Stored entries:
┏━━
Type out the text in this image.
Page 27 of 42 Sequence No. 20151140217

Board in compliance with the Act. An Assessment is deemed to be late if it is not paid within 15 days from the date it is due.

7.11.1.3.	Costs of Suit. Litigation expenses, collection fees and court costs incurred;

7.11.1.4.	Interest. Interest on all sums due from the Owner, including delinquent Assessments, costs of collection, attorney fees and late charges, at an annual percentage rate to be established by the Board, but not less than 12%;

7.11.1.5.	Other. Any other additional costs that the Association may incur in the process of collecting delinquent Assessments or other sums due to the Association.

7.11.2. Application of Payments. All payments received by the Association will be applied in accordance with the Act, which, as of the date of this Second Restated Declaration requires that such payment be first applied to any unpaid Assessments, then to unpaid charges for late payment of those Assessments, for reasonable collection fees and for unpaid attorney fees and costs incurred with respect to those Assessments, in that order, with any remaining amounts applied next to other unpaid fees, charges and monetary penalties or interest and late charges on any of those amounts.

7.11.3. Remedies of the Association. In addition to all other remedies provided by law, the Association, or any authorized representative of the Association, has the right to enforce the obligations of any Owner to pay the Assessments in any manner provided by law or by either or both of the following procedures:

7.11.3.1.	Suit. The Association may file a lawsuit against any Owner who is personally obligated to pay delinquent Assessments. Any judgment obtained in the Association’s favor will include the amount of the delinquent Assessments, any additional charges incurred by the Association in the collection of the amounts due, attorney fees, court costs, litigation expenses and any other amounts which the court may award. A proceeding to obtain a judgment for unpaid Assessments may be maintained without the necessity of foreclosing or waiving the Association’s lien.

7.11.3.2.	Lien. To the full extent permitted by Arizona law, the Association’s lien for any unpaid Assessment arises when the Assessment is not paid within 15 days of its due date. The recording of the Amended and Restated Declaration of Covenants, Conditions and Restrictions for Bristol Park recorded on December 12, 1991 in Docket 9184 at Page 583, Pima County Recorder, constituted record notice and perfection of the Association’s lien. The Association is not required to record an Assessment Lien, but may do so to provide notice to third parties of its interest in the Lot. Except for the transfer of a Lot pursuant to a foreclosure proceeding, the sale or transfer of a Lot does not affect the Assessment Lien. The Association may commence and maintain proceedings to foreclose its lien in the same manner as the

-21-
┗━━
- _THE TASK_
Output all of the data again, exactly.

- _TASK RESPONSE_
Type out the text in this image.
Page 27 of 42 Sequence No. 20151140217

Board in compliance with the Act. An Assessment is deemed to be late if it is not paid within 15 days from the date it is due.

7.11.1.3.	Costs of Suit. Litigation expenses, collection fees and court costs incurred;

7.11.1.4.	Interest. Interest on all sums due from the Owner, including delinquent Assessments, costs of collection, attorney fees and late charges, at an annual percentage rate to be established by the Board, but not less than 12%;

7.11.1.5.	Other. Any other additional costs that the Association may incur in the process of collecting delinquent Assessments or other sums due to the Association.

7.11.2. Application of Payments. All payments received by the Association will be applied in accordance with the Act, which, as of the date of this Second Restated Declaration requires that such payment be first applied to any unpaid Assessments, then to unpaid charges for late payment of those Assessments, for reasonable collection fees and for unpaid attorney fees and costs incurred with respect to those Assessments, in that order, with any remaining amounts applied next to other unpaid fees, charges and monetary penalties or interest and late charges on any of those amounts.

7.11.3. Remedies of the Association. In addition to all other remedies provided by law, the Association, or any authorized representative of the Association, has the right to enforce the obligations of any Owner to pay the Assessments in any manner provided by law or by either or both of the following procedures:

7.11.3.1.	Suit. The Association may file a lawsuit against any Owner who is personally obligated to pay delinquent Assessments. Any judgment obtained in the Association’s favor will include the amount of the delinquent Assessments, any additional charges incurred by the Association in the collection of the amounts due, attorney fees, court costs, litigation expenses and any other amounts which the court may award. A proceeding to obtain a judgment for unpaid Assessments may be maintained without the necessity of foreclosing or waiving the Association’s lien.

7.11.3.2.	Lien. To the full extent permitted by Arizona law, the Association’s lien for any unpaid Assessment arises when the Assessment is not paid within 15 days of its due date. The recording of the Amended and Restated Declaration of Covenants, Conditions and Restrictions for Bristol Park recorded on December 12, 1991 in Docket 9184 at Page 583, Pima County Recorder, constituted record notice and perfection of the Association’s lien. The Association is not required to record an Assessment Lien, but may do so to provide notice to third parties of its interest in the Lot. Except for the transfer of a Lot pursuant to a foreclosure proceeding, the sale or transfer of a Lot does not affect the Assessment Lien. The Association may commence and maintain proceedings to foreclose its lien in the same manner as the

-21-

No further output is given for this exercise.